- _JOB_:
Each line containing the word "style" must be reported.

Dataset listings of figures
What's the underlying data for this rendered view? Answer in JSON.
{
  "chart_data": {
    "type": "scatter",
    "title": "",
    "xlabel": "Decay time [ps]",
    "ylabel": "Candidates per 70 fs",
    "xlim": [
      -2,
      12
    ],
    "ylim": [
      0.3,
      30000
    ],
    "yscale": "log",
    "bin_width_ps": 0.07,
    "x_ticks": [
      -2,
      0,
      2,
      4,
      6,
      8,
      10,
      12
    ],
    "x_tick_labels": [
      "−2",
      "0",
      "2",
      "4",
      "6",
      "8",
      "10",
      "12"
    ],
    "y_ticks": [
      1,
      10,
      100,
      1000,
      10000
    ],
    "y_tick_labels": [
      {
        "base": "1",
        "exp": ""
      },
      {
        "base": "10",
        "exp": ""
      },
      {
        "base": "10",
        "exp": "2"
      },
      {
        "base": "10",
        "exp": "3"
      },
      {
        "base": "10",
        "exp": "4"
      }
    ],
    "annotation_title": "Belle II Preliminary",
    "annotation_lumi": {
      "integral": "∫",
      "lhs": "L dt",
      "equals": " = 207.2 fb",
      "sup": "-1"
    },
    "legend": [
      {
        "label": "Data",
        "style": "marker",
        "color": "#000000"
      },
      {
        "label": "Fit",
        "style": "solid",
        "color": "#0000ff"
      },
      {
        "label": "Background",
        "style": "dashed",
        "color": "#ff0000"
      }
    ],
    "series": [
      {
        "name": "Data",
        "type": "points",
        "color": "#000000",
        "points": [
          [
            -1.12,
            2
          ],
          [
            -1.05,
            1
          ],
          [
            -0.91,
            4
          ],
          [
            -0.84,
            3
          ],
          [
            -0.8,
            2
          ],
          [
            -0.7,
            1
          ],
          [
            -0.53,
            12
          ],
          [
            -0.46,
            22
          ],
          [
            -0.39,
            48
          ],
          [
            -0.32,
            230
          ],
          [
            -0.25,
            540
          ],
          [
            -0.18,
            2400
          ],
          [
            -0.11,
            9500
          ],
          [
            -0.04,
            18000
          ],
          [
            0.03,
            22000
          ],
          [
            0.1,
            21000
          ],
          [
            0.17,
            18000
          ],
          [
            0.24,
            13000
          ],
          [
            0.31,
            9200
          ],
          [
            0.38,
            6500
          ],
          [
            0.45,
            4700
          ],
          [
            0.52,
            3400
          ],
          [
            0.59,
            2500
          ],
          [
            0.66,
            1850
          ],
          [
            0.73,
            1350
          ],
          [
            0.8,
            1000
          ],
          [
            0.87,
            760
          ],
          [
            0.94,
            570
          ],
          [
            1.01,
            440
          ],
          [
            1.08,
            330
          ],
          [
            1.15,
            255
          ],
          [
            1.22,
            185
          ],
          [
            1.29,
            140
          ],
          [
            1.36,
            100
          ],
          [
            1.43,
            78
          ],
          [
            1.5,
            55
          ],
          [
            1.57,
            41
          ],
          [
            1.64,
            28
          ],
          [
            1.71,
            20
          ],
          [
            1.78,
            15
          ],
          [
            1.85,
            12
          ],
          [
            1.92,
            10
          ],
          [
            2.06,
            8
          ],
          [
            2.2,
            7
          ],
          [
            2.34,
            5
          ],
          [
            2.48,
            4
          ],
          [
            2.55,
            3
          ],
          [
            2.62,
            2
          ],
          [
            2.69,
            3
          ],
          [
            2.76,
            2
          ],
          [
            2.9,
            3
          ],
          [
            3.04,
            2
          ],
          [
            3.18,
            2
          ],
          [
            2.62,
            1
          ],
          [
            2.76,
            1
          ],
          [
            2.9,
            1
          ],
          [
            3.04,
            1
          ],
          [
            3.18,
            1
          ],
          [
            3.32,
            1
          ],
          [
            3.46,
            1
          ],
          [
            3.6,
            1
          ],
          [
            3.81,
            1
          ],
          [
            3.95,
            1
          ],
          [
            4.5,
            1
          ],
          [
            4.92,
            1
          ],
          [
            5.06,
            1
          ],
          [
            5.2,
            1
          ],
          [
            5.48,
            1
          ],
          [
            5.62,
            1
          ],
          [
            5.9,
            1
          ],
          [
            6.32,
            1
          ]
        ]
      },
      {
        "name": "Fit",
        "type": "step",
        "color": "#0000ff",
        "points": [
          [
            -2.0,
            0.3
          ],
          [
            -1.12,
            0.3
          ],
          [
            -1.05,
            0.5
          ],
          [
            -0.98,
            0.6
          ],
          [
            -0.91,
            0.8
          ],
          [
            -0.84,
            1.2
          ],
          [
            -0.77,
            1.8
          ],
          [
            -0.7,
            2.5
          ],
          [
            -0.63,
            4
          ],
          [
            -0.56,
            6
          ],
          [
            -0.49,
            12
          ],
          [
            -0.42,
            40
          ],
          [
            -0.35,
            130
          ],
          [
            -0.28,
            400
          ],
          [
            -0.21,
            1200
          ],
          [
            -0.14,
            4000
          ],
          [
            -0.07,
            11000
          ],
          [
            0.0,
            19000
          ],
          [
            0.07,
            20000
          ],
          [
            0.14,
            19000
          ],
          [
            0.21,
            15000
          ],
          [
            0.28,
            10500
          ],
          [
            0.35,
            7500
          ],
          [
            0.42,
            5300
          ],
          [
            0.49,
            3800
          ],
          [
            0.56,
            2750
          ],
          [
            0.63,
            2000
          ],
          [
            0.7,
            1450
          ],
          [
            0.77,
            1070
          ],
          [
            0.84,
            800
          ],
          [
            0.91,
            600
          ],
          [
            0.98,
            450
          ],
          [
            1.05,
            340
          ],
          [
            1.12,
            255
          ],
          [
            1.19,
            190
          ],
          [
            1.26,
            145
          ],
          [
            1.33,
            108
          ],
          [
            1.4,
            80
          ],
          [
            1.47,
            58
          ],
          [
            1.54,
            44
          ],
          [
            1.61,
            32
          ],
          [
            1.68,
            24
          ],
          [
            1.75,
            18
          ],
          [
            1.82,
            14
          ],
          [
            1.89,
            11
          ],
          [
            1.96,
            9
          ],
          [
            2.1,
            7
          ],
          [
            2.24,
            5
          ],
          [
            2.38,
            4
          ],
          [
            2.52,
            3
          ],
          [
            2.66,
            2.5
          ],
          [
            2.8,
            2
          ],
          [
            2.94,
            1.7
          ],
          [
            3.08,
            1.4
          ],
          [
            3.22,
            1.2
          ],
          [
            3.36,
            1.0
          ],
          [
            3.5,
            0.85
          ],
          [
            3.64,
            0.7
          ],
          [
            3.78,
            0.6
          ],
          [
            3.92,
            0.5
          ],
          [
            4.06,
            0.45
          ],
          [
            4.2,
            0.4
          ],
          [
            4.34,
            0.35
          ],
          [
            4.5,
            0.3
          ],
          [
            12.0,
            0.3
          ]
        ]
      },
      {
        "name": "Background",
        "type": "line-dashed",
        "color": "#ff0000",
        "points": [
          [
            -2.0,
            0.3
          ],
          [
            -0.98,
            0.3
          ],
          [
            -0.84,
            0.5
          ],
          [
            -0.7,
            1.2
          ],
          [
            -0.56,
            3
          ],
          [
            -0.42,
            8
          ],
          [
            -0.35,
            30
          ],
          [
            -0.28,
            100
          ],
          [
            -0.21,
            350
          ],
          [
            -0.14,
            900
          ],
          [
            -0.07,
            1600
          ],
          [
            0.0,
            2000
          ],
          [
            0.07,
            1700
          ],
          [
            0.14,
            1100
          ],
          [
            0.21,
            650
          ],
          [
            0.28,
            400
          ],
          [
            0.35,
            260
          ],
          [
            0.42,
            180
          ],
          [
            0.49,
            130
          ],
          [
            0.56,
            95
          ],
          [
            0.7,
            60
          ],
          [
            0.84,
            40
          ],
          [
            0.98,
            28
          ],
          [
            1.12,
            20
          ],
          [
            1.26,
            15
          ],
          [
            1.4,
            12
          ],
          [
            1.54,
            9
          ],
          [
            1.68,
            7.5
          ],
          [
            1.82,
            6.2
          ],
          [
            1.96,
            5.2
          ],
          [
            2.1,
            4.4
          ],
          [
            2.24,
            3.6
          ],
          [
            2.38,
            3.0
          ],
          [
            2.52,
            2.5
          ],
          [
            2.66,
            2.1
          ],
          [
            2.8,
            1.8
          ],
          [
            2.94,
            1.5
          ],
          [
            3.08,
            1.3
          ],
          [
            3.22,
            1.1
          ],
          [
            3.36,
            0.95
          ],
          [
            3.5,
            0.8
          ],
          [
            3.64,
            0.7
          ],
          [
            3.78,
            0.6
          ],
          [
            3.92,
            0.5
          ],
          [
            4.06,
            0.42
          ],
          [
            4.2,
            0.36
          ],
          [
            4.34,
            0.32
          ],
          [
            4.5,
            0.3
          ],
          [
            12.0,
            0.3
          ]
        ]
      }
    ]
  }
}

- _REPLY TO THE EXERCISE_:
        "style": "marker",
        "style": "solid",
        "style": "dashed",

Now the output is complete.